Exercise details: Each record must be reproduced exactly as it is shown.

------------------------

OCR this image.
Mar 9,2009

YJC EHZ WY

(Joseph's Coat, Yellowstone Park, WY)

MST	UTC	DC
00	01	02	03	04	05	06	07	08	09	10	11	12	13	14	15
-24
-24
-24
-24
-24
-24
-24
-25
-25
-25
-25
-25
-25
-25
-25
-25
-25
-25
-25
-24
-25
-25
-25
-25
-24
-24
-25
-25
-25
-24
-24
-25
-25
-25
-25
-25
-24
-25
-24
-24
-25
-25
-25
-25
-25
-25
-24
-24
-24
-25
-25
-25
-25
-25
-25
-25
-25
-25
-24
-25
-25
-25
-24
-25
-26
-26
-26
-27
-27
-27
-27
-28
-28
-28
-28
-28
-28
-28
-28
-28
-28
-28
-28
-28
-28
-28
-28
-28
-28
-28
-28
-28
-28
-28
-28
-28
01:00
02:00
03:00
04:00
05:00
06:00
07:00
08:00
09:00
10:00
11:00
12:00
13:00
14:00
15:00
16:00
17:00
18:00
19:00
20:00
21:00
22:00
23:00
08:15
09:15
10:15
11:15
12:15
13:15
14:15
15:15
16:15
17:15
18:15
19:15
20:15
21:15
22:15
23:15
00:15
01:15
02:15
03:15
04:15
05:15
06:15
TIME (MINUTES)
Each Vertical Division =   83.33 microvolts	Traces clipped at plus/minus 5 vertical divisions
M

------------------------

Answer in full:
OCR this image.
Mar 9,2009

YJC EHZ WY

(Joseph's Coat, Yellowstone Park, WY)

MST	UTC	DC
00	01	02	03	04	05	06	07	08	09	10	11	12	13	14	15
-24
-24
-24
-24
-24
-24
-24
-25
-25
-25
-25
-25
-25
-25
-25
-25
-25
-25
-25
-24
-25
-25
-25
-25
-24
-24
-25
-25
-25
-24
-24
-25
-25
-25
-25
-25
-24
-25
-24
-24
-25
-25
-25
-25
-25
-25
-24
-24
-24
-25
-25
-25
-25
-25
-25
-25
-25
-25
-24
-25
-25
-25
-24
-25
-26
-26
-26
-27
-27
-27
-27
-28
-28
-28
-28
-28
-28
-28
-28
-28
-28
-28
-28
-28
-28
-28
-28
-28
-28
-28
-28
-28
-28
-28
-28
-28
01:00
02:00
03:00
04:00
05:00
06:00
07:00
08:00
09:00
10:00
11:00
12:00
13:00
14:00
15:00
16:00
17:00
18:00
19:00
20:00
21:00
22:00
23:00
08:15
09:15
10:15
11:15
12:15
13:15
14:15
15:15
16:15
17:15
18:15
19:15
20:15
21:15
22:15
23:15
00:15
01:15
02:15
03:15
04:15
05:15
06:15
TIME (MINUTES)
Each Vertical Division =   83.33 microvolts	Traces clipped at plus/minus 5 vertical divisions
M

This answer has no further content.